*Aim of the task:* Find and return each line containing "организацях".

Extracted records
#####
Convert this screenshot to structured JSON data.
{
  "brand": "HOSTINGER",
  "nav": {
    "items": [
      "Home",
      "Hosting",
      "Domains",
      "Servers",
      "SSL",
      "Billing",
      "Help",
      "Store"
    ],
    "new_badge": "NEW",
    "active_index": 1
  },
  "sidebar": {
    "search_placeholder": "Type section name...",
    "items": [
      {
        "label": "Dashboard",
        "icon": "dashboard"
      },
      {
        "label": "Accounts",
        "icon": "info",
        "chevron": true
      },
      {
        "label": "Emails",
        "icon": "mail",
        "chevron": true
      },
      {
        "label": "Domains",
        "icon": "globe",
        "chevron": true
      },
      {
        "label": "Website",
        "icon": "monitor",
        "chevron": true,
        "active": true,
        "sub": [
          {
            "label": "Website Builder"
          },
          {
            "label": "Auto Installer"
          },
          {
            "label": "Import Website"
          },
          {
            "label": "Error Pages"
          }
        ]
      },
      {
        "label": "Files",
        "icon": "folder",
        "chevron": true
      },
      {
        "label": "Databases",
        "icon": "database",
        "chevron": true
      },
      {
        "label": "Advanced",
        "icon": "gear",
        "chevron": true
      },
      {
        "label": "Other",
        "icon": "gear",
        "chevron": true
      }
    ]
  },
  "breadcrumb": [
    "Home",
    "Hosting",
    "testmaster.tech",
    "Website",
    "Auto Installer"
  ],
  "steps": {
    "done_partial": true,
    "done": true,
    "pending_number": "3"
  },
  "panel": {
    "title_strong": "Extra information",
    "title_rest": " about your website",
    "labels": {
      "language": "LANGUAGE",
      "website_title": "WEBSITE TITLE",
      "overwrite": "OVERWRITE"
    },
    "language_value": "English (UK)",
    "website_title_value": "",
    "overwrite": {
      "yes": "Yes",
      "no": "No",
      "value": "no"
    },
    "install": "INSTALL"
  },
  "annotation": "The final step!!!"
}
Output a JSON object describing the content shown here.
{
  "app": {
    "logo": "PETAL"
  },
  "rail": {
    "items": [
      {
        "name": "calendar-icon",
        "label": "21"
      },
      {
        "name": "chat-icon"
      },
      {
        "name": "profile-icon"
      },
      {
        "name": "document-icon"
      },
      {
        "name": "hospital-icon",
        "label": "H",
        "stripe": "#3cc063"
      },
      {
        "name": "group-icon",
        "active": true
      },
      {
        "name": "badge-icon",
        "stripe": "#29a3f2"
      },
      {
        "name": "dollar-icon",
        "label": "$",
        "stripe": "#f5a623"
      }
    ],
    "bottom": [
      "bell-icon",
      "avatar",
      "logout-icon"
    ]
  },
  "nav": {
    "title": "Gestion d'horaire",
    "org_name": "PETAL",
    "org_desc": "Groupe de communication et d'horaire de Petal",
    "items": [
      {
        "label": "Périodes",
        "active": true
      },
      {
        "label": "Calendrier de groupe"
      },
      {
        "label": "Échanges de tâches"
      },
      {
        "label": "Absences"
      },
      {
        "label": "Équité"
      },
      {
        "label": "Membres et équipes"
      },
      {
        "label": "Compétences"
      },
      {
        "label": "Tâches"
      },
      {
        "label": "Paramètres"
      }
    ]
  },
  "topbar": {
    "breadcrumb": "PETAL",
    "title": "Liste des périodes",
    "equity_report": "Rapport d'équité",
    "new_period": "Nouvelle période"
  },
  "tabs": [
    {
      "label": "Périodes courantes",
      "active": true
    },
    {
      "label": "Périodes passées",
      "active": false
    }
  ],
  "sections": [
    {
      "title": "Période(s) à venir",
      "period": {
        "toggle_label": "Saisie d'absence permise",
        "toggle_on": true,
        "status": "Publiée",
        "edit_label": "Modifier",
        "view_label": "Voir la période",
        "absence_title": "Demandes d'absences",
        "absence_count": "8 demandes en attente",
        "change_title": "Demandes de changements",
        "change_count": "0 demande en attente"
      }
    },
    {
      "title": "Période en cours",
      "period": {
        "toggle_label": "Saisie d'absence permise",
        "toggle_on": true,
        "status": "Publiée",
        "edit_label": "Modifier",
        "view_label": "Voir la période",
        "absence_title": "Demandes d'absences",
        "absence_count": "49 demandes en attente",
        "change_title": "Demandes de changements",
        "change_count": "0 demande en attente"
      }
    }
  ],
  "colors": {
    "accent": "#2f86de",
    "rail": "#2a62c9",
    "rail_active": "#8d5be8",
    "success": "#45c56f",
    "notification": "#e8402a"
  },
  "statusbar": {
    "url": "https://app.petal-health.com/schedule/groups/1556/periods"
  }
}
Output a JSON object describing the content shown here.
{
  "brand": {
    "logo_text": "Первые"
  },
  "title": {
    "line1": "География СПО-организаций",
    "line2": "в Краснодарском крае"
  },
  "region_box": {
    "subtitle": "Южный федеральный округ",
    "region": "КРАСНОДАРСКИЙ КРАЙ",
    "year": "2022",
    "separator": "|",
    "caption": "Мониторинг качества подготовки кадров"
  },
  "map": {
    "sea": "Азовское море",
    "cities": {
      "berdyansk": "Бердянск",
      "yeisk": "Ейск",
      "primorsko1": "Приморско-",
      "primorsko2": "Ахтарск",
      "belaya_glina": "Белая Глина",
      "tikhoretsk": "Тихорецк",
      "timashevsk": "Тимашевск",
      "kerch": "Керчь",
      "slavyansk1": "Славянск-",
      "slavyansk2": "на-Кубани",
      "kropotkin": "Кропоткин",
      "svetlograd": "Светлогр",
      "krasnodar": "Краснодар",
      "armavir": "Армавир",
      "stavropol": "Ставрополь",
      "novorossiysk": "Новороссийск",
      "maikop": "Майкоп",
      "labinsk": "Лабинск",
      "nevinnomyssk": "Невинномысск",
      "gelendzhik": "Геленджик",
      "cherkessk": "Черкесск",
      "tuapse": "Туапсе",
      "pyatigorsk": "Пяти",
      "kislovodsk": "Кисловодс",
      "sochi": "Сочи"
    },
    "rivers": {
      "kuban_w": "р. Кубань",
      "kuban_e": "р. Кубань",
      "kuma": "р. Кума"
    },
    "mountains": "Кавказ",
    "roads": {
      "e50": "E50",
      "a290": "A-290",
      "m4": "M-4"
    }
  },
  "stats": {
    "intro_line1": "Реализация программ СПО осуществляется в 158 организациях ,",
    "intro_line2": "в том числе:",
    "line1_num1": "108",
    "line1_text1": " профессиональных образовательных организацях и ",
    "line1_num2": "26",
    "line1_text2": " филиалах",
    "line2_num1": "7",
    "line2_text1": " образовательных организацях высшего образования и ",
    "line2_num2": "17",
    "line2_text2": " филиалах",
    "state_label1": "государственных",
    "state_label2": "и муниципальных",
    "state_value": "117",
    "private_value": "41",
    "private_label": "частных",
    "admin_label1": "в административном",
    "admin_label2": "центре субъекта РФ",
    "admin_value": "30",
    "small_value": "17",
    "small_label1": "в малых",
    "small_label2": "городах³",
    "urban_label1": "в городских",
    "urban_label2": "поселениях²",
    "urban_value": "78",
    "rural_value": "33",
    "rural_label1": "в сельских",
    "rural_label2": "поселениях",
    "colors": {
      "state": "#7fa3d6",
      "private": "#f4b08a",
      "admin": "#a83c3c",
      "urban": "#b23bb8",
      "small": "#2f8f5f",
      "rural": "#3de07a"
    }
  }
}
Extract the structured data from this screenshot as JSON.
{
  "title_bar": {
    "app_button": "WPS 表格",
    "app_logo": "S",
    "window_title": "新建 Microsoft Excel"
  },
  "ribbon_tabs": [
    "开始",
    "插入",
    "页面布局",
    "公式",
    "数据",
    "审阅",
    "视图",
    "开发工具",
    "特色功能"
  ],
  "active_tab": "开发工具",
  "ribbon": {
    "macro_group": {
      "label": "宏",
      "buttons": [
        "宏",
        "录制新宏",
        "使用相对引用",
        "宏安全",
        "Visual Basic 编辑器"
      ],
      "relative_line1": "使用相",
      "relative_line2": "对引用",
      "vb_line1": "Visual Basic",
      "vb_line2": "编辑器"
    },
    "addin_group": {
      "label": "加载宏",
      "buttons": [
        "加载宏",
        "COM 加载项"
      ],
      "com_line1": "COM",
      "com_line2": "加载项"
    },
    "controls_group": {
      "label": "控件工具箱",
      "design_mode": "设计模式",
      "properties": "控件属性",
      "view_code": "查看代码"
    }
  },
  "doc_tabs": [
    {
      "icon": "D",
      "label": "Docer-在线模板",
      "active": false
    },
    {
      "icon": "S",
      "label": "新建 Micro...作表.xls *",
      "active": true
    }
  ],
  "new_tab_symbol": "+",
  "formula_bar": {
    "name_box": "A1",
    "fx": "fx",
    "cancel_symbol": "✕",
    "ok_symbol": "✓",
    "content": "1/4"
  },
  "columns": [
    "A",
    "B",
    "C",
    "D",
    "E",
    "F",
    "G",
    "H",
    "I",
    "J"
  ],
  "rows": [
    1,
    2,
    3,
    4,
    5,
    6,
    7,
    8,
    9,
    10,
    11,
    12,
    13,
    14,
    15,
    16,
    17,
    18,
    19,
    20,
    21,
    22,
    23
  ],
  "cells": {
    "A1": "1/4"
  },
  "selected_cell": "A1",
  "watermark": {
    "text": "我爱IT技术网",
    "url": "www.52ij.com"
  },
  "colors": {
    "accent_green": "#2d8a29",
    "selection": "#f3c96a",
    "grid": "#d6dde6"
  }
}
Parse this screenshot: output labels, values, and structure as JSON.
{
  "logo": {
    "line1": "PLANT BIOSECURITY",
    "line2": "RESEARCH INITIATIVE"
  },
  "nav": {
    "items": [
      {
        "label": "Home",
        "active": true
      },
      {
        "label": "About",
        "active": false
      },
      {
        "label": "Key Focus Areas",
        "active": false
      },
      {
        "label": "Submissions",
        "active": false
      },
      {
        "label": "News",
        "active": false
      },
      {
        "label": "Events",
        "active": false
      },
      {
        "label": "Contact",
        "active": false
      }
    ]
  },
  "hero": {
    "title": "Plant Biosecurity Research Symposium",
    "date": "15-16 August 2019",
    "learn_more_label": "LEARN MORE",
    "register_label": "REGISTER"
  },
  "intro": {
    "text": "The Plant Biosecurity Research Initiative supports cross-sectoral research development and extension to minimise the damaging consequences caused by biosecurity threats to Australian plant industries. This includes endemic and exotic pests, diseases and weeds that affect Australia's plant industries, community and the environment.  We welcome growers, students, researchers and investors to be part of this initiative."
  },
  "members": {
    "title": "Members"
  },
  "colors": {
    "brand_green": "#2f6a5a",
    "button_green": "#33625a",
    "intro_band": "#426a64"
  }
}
#####
*Task solution:*
    "line1_text1": " профессиональных образовательных организацях и ",
    "line2_text1": " образовательных организацях высшего образования и ",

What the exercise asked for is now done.